### Questions on the material
• 1. Say whether each statement agrees with the Bank of Japan text. Answer yes or no, and quote the words that decide it. (a) The BoJ held its 10-year bond yield target at 0%. (b) The deadline for the pandemic-relief loan scheme was pushed back by one year. (c) Kuroda says decisions by overseas central banks will immediately affect the BoJ's policy position.
• 2. Rewrite the part of the Bank of Japan text starting at "The central bank" and ending at "to small businesses.", renaming "commercial banks" as "lenders".
• 3. List every number in the Bank of Japan text, whether it is written in digits or as a word.

The Bank of Japan cut emergency pandemic funding on Friday, but kept its ultra-loose policy and extended financial aid to small businesses, confirming expectations that it will remain among the most dovish central banks for the foreseeable future. The BoJ kept its short-term rate objective at -0.1% and its 10-year bond yield target at 0%, as expected.
The central bank also extended by six months a March 2022 deadline for its pandemic-relief loan scheme with changes to conditions, to ensure commercial banks continue channelling funding to small businesses.
The following are comments from BoJ Governor Haruhiko Kuroda:
"Each central bank conducts monetary policy that best serves its economy's needs while also contributing to price stability. As a result, it's only logical that their policy decisions differ. The BoJ's policy position will not be affected immediately by decisions made by overseas central banks.”

### Data under study

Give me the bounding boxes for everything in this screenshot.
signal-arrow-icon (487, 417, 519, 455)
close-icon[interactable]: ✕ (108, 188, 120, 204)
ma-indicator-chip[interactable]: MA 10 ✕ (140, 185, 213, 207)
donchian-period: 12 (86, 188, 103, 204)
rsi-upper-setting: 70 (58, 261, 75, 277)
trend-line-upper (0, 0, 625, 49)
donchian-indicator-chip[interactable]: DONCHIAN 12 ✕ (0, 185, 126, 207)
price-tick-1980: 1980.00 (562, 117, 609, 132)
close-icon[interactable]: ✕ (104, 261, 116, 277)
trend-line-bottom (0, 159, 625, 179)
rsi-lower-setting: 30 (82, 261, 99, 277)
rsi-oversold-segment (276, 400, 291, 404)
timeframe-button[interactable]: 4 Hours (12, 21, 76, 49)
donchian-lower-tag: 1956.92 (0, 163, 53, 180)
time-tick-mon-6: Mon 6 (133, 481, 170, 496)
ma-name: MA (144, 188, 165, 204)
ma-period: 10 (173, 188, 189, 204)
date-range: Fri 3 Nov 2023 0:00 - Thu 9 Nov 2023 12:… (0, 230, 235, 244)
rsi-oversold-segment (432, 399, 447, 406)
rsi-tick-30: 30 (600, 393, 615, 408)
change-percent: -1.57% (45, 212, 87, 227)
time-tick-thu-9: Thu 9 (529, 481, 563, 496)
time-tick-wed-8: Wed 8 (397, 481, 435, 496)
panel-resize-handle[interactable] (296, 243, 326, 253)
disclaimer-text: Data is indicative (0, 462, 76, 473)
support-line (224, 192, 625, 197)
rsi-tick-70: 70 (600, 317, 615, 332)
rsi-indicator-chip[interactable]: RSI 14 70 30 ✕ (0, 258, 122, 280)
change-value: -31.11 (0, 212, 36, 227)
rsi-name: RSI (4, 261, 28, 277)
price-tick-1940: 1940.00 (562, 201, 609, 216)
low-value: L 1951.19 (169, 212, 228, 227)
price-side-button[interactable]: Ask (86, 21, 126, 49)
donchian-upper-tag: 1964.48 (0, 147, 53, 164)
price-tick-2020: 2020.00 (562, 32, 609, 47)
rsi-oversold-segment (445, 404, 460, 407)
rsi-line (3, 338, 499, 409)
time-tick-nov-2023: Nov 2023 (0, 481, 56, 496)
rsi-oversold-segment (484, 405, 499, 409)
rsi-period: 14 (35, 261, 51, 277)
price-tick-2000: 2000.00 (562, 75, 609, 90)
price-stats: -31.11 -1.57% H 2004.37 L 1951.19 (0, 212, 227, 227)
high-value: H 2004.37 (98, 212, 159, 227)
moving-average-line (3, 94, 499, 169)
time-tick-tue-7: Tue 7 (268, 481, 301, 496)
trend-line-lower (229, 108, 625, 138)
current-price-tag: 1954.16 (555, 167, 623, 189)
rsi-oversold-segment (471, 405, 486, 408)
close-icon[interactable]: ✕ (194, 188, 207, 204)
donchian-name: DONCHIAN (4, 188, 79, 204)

### Solutions by task
• 1.
(a) Yes: "its 10-year bond yield target at 0%"
(b) No: "extended by six months a March 2022 deadline"
(c) No: "will not be affected immediately by decisions made by overseas central banks"

• 2.
The central bank also extended by six months a March 2022 deadline for its pandemic-relief loan scheme with changes to conditions, to ensure lenders continue channelling funding to small businesses.

• 3. -0.1, 10, 0, six, 2022